Task prompt - Extract all lines from the data beneath that include the word "base".

Data entries -
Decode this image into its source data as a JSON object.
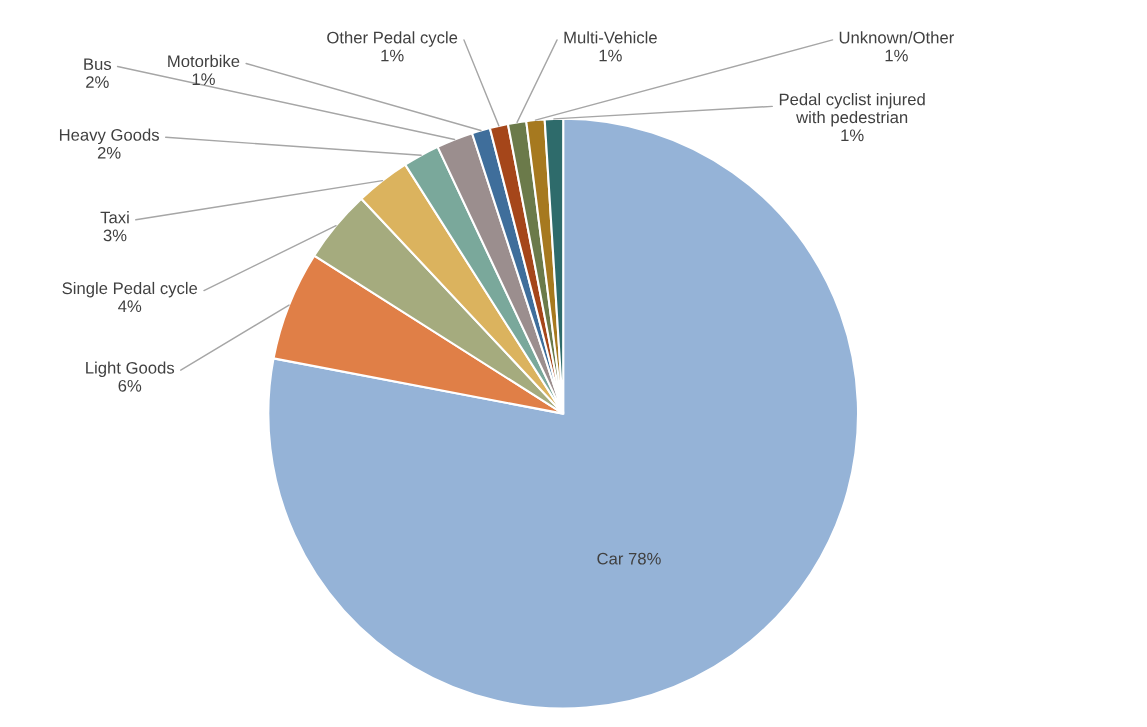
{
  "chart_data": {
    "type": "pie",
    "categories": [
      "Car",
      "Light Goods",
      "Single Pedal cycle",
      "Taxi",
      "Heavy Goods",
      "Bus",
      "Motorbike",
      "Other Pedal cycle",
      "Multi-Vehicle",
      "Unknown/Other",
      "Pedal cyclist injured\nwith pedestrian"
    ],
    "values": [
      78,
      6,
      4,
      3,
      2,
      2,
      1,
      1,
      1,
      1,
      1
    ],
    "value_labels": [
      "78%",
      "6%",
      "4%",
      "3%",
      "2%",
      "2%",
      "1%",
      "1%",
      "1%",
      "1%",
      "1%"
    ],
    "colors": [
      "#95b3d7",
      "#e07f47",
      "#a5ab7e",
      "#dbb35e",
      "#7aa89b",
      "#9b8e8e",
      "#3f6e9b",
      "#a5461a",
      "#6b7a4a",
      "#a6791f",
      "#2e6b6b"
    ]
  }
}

--

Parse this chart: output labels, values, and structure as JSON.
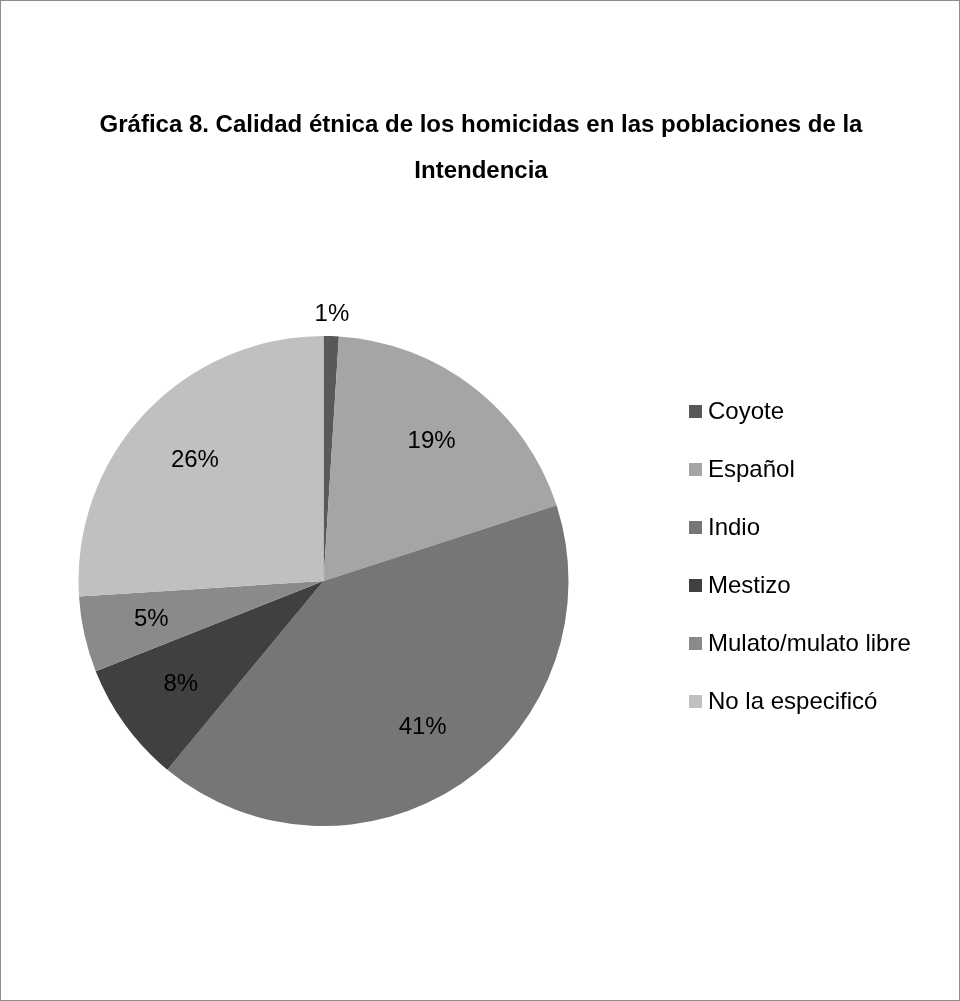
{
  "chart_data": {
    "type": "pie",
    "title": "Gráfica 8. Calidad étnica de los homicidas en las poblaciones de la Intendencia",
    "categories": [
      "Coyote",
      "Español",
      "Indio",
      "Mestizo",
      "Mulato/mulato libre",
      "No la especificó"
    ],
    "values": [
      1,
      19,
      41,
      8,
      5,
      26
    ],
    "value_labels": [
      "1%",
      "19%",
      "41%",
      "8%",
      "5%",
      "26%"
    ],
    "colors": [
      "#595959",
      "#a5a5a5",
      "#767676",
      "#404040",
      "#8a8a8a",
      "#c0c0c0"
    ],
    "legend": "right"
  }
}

--

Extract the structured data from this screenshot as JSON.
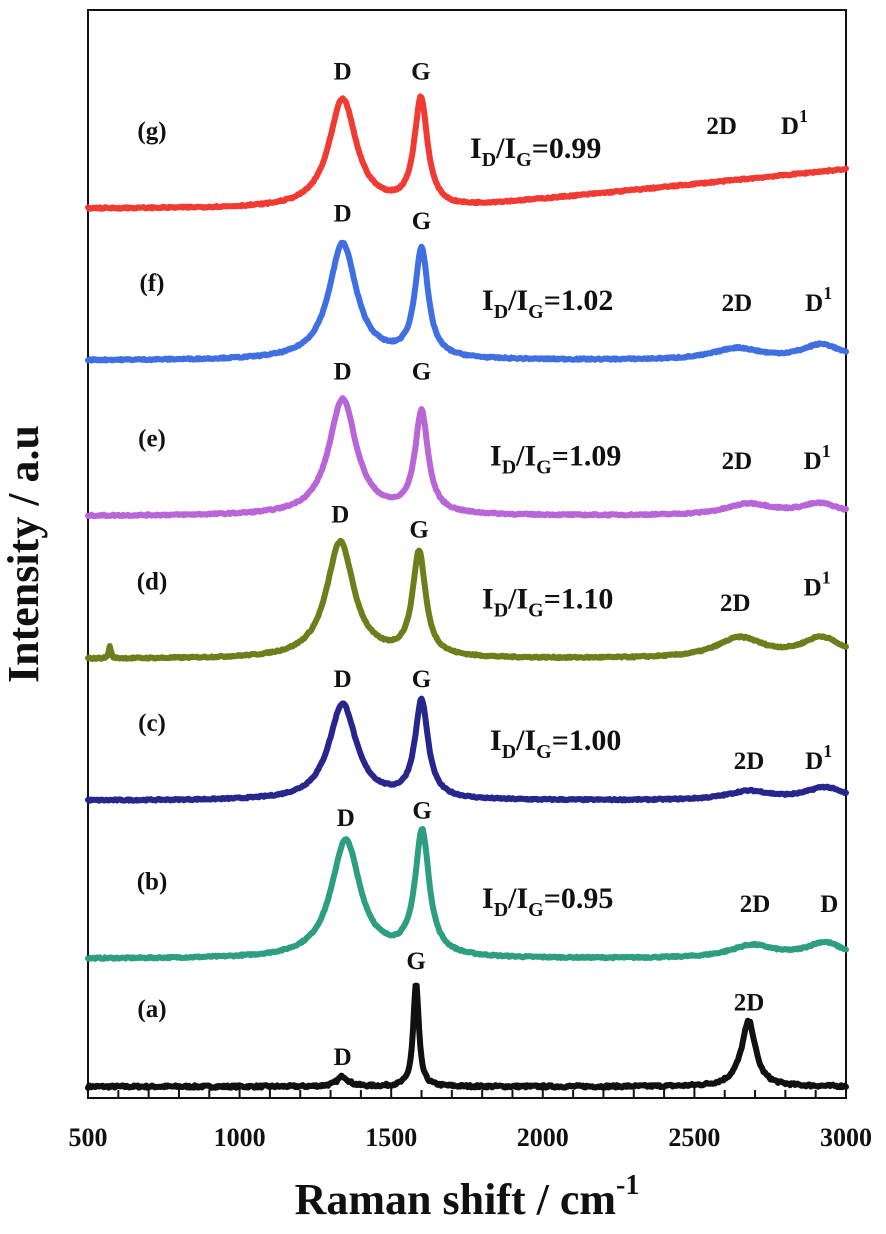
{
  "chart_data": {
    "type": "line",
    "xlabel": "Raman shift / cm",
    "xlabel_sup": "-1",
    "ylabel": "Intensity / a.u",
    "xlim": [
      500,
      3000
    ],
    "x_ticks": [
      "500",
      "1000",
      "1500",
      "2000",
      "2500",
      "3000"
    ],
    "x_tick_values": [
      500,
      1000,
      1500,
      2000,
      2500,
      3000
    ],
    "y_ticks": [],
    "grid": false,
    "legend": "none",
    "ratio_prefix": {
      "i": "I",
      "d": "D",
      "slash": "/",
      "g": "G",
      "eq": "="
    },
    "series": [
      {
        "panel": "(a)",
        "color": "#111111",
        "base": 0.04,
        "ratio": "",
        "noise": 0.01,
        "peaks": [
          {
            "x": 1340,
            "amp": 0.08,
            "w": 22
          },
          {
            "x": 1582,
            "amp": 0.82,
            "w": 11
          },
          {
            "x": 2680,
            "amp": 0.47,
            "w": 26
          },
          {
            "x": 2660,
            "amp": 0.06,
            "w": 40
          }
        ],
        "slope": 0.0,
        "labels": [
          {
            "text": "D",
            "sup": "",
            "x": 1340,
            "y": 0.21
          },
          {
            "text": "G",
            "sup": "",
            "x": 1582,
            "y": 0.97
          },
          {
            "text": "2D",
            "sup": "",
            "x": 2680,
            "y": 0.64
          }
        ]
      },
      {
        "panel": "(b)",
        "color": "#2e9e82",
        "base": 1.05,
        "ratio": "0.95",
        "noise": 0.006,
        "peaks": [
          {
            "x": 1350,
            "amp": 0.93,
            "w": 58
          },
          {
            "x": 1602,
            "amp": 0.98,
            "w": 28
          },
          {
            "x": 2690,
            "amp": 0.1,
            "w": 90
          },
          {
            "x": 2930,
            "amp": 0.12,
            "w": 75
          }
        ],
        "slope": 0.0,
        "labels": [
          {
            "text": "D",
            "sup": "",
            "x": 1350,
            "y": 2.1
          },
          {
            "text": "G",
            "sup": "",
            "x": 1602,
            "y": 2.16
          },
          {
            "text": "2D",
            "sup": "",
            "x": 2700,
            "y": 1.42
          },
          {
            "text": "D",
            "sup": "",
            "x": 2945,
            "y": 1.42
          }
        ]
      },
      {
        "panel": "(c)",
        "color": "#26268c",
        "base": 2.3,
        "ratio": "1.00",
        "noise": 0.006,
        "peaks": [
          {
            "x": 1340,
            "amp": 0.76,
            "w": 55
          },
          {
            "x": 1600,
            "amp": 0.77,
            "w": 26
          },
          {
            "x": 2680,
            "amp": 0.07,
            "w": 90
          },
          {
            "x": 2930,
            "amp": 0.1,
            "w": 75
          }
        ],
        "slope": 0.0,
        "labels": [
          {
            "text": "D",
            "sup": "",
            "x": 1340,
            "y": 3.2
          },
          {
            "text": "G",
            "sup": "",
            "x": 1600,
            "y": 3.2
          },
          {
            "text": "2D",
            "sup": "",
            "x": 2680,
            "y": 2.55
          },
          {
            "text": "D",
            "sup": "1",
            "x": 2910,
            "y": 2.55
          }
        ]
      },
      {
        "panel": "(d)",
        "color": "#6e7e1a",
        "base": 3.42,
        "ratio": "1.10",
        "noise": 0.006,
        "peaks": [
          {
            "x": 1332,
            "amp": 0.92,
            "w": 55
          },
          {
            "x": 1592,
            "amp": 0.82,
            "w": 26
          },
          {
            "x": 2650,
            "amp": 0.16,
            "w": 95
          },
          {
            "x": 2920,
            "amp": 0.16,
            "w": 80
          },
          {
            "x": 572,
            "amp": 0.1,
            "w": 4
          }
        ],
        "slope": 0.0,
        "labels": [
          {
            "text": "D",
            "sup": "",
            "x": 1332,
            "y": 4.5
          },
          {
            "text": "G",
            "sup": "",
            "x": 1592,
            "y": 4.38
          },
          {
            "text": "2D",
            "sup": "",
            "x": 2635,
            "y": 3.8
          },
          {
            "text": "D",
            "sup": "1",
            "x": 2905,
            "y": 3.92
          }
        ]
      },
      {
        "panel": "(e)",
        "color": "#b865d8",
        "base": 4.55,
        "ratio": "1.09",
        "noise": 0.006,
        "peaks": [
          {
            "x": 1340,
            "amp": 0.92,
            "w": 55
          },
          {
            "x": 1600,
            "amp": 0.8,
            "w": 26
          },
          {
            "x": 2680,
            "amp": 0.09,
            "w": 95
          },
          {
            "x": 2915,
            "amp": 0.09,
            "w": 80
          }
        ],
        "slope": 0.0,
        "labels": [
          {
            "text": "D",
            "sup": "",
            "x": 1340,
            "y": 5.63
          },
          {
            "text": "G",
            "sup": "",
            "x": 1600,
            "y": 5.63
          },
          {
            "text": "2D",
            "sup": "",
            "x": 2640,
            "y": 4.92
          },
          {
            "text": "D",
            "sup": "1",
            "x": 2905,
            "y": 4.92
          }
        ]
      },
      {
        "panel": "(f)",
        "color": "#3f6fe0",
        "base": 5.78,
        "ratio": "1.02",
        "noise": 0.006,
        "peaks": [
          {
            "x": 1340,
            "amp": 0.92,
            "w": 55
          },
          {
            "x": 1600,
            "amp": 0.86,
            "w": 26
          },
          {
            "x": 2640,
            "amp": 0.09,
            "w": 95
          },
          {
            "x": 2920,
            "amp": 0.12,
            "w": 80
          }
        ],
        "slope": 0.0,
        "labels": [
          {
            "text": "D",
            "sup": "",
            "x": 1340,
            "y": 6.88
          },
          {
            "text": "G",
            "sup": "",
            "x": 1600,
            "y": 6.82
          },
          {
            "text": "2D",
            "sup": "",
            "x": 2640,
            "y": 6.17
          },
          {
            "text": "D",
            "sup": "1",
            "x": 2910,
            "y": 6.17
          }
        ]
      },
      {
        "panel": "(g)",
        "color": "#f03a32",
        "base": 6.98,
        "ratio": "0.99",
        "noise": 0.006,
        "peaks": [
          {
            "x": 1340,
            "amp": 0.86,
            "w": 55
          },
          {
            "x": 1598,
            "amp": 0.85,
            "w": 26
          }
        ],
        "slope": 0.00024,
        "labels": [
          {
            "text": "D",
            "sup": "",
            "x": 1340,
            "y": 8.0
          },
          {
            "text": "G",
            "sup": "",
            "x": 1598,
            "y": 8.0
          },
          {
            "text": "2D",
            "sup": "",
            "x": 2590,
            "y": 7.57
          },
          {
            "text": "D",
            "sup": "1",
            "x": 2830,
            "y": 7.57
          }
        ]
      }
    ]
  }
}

Correct result -
        "base": 0.04,
        "base": 1.05,
        "base": 2.3,
        "base": 3.42,
        "base": 4.55,
        "base": 5.78,
        "base": 6.98,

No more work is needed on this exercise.